Stored records
______

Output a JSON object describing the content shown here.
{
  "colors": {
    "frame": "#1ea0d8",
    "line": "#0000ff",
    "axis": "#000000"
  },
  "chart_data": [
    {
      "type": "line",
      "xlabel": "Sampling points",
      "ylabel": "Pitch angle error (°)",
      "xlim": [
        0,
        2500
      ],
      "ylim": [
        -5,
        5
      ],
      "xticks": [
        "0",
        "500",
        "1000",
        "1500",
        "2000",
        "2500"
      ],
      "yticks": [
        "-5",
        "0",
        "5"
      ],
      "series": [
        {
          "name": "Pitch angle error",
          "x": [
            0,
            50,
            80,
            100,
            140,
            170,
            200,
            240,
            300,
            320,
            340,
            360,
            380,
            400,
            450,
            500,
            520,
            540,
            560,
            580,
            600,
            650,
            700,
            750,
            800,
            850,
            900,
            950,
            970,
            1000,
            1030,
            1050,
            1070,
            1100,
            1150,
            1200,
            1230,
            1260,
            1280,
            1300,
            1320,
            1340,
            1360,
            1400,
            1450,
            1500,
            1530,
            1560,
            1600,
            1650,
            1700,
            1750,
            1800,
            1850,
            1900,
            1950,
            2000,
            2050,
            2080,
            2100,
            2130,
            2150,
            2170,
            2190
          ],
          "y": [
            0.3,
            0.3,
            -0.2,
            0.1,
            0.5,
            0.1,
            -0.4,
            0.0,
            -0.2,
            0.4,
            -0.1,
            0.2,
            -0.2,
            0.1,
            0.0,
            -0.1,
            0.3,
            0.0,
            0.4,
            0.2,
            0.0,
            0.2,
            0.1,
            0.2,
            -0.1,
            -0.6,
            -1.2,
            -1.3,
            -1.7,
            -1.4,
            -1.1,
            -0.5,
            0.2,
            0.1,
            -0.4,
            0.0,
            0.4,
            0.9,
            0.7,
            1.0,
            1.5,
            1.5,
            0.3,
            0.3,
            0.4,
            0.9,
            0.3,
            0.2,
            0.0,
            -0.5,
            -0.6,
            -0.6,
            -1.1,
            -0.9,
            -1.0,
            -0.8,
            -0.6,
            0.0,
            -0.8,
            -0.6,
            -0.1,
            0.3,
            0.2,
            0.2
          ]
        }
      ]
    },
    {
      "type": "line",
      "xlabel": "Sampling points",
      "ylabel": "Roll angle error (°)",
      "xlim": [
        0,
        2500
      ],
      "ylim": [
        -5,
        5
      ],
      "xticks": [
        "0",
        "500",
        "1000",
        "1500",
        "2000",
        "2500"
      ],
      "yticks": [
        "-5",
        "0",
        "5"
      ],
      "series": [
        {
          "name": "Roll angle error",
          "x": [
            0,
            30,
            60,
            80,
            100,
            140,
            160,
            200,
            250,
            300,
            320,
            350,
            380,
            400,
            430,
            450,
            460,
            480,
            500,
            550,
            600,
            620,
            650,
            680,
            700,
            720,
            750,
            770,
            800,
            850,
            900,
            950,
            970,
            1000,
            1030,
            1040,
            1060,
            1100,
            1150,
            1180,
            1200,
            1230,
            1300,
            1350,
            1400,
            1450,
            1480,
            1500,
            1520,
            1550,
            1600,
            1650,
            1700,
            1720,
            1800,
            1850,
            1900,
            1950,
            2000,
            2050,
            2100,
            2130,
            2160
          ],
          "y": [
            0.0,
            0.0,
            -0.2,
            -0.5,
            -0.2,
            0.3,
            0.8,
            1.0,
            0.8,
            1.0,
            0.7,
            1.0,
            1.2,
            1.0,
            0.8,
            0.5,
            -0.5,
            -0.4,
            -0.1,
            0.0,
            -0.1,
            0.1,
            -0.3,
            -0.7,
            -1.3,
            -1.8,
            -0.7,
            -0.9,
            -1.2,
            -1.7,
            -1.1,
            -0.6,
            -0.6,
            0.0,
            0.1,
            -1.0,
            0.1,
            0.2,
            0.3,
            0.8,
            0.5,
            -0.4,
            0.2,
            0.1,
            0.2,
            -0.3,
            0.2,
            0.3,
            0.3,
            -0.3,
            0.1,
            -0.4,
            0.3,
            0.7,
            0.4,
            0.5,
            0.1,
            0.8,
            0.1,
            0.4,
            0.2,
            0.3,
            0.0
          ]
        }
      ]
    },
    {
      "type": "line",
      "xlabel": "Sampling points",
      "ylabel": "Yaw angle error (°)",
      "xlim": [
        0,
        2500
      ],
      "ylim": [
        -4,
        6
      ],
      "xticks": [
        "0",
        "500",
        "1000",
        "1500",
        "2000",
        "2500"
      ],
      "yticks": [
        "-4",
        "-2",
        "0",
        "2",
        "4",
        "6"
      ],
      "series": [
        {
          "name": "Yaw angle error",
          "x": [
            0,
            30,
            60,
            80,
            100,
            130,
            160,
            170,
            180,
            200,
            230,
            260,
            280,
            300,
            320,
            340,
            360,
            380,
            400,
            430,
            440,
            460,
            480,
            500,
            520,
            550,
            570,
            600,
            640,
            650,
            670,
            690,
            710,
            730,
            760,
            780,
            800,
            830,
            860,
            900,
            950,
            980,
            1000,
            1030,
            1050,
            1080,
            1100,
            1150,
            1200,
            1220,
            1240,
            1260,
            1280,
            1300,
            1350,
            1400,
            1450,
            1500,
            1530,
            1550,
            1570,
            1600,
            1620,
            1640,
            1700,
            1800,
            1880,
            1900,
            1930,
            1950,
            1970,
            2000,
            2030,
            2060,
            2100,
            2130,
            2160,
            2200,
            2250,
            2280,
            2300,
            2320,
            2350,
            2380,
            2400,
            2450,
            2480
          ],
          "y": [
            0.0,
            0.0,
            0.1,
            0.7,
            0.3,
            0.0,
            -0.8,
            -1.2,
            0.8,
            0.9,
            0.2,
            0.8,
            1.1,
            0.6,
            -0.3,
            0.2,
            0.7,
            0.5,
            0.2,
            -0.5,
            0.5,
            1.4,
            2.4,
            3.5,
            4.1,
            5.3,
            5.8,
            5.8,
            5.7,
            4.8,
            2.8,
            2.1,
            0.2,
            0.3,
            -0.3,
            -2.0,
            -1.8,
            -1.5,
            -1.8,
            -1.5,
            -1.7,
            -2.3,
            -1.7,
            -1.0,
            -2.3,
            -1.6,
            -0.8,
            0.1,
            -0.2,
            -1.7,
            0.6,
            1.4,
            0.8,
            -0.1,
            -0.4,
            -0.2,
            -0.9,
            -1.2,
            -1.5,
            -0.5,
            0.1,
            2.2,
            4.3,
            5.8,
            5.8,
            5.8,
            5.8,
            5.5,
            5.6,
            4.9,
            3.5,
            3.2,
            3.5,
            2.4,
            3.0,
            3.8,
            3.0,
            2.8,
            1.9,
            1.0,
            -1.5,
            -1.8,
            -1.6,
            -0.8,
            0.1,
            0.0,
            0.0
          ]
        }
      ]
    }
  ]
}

______

WHAT IS NEEDED
Repeat the records exactly, including every line.

OUTPUT OF THE EXERCISE
Output a JSON object describing the content shown here.
{
  "colors": {
    "frame": "#1ea0d8",
    "line": "#0000ff",
    "axis": "#000000"
  },
  "chart_data": [
    {
      "type": "line",
      "xlabel": "Sampling points",
      "ylabel": "Pitch angle error (°)",
      "xlim": [
        0,
        2500
      ],
      "ylim": [
        -5,
        5
      ],
      "xticks": [
        "0",
        "500",
        "1000",
        "1500",
        "2000",
        "2500"
      ],
      "yticks": [
        "-5",
        "0",
        "5"
      ],
      "series": [
        {
          "name": "Pitch angle error",
          "x": [
            0,
            50,
            80,
            100,
            140,
            170,
            200,
            240,
            300,
            320,
            340,
            360,
            380,
            400,
            450,
            500,
            520,
            540,
            560,
            580,
            600,
            650,
            700,
            750,
            800,
            850,
            900,
            950,
            970,
            1000,
            1030,
            1050,
            1070,
            1100,
            1150,
            1200,
            1230,
            1260,
            1280,
            1300,
            1320,
            1340,
            1360,
            1400,
            1450,
            1500,
            1530,
            1560,
            1600,
            1650,
            1700,
            1750,
            1800,
            1850,
            1900,
            1950,
            2000,
            2050,
            2080,
            2100,
            2130,
            2150,
            2170,
            2190
          ],
          "y": [
            0.3,
            0.3,
            -0.2,
            0.1,
            0.5,
            0.1,
            -0.4,
            0.0,
            -0.2,
            0.4,
            -0.1,
            0.2,
            -0.2,
            0.1,
            0.0,
            -0.1,
            0.3,
            0.0,
            0.4,
            0.2,
            0.0,
            0.2,
            0.1,
            0.2,
            -0.1,
            -0.6,
            -1.2,
            -1.3,
            -1.7,
            -1.4,
            -1.1,
            -0.5,
            0.2,
            0.1,
            -0.4,
            0.0,
            0.4,
            0.9,
            0.7,
            1.0,
            1.5,
            1.5,
            0.3,
            0.3,
            0.4,
            0.9,
            0.3,
            0.2,
            0.0,
            -0.5,
            -0.6,
            -0.6,
            -1.1,
            -0.9,
            -1.0,
            -0.8,
            -0.6,
            0.0,
            -0.8,
            -0.6,
            -0.1,
            0.3,
            0.2,
            0.2
          ]
        }
      ]
    },
    {
      "type": "line",
      "xlabel": "Sampling points",
      "ylabel": "Roll angle error (°)",
      "xlim": [
        0,
        2500
      ],
      "ylim": [
        -5,
        5
      ],
      "xticks": [
        "0",
        "500",
        "1000",
        "1500",
        "2000",
        "2500"
      ],
      "yticks": [
        "-5",
        "0",
        "5"
      ],
      "series": [
        {
          "name": "Roll angle error",
          "x": [
            0,
            30,
            60,
            80,
            100,
            140,
            160,
            200,
            250,
            300,
            320,
            350,
            380,
            400,
            430,
            450,
            460,
            480,
            500,
            550,
            600,
            620,
            650,
            680,
            700,
            720,
            750,
            770,
            800,
            850,
            900,
            950,
            970,
            1000,
            1030,
            1040,
            1060,
            1100,
            1150,
            1180,
            1200,
            1230,
            1300,
            1350,
            1400,
            1450,
            1480,
            1500,
            1520,
            1550,
            1600,
            1650,
            1700,
            1720,
            1800,
            1850,
            1900,
            1950,
            2000,
            2050,
            2100,
            2130,
            2160
          ],
          "y": [
            0.0,
            0.0,
            -0.2,
            -0.5,
            -0.2,
            0.3,
            0.8,
            1.0,
            0.8,
            1.0,
            0.7,
            1.0,
            1.2,
            1.0,
            0.8,
            0.5,
            -0.5,
            -0.4,
            -0.1,
            0.0,
            -0.1,
            0.1,
            -0.3,
            -0.7,
            -1.3,
            -1.8,
            -0.7,
            -0.9,
            -1.2,
            -1.7,
            -1.1,
            -0.6,
            -0.6,
            0.0,
            0.1,
            -1.0,
            0.1,
            0.2,
            0.3,
            0.8,
            0.5,
            -0.4,
            0.2,
            0.1,
            0.2,
            -0.3,
            0.2,
            0.3,
            0.3,
            -0.3,
            0.1,
            -0.4,
            0.3,
            0.7,
            0.4,
            0.5,
            0.1,
            0.8,
            0.1,
            0.4,
            0.2,
            0.3,
            0.0
          ]
        }
      ]
    },
    {
      "type": "line",
      "xlabel": "Sampling points",
      "ylabel": "Yaw angle error (°)",
      "xlim": [
        0,
        2500
      ],
      "ylim": [
        -4,
        6
      ],
      "xticks": [
        "0",
        "500",
        "1000",
        "1500",
        "2000",
        "2500"
      ],
      "yticks": [
        "-4",
        "-2",
        "0",
        "2",
        "4",
        "6"
      ],
      "series": [
        {
          "name": "Yaw angle error",
          "x": [
            0,
            30,
            60,
            80,
            100,
            130,
            160,
            170,
            180,
            200,
            230,
            260,
            280,
            300,
            320,
            340,
            360,
            380,
            400,
            430,
            440,
            460,
            480,
            500,
            520,
            550,
            570,
            600,
            640,
            650,
            670,
            690,
            710,
            730,
            760,
            780,
            800,
            830,
            860,
            900,
            950,
            980,
            1000,
            1030,
            1050,
            1080,
            1100,
            1150,
            1200,
            1220,
            1240,
            1260,
            1280,
            1300,
            1350,
            1400,
            1450,
            1500,
            1530,
            1550,
            1570,
            1600,
            1620,
            1640,
            1700,
            1800,
            1880,
            1900,
            1930,
            1950,
            1970,
            2000,
            2030,
            2060,
            2100,
            2130,
            2160,
            2200,
            2250,
            2280,
            2300,
            2320,
            2350,
            2380,
            2400,
            2450,
            2480
          ],
          "y": [
            0.0,
            0.0,
            0.1,
            0.7,
            0.3,
            0.0,
            -0.8,
            -1.2,
            0.8,
            0.9,
            0.2,
            0.8,
            1.1,
            0.6,
            -0.3,
            0.2,
            0.7,
            0.5,
            0.2,
            -0.5,
            0.5,
            1.4,
            2.4,
            3.5,
            4.1,
            5.3,
            5.8,
            5.8,
            5.7,
            4.8,
            2.8,
            2.1,
            0.2,
            0.3,
            -0.3,
            -2.0,
            -1.8,
            -1.5,
            -1.8,
            -1.5,
            -1.7,
            -2.3,
            -1.7,
            -1.0,
            -2.3,
            -1.6,
            -0.8,
            0.1,
            -0.2,
            -1.7,
            0.6,
            1.4,
            0.8,
            -0.1,
            -0.4,
            -0.2,
            -0.9,
            -1.2,
            -1.5,
            -0.5,
            0.1,
            2.2,
            4.3,
            5.8,
            5.8,
            5.8,
            5.8,
            5.5,
            5.6,
            4.9,
            3.5,
            3.2,
            3.5,
            2.4,
            3.0,
            3.8,
            3.0,
            2.8,
            1.9,
            1.0,
            -1.5,
            -1.8,
            -1.6,
            -0.8,
            0.1,
            0.0,
            0.0
          ]
        }
      ]
    }
  ]
}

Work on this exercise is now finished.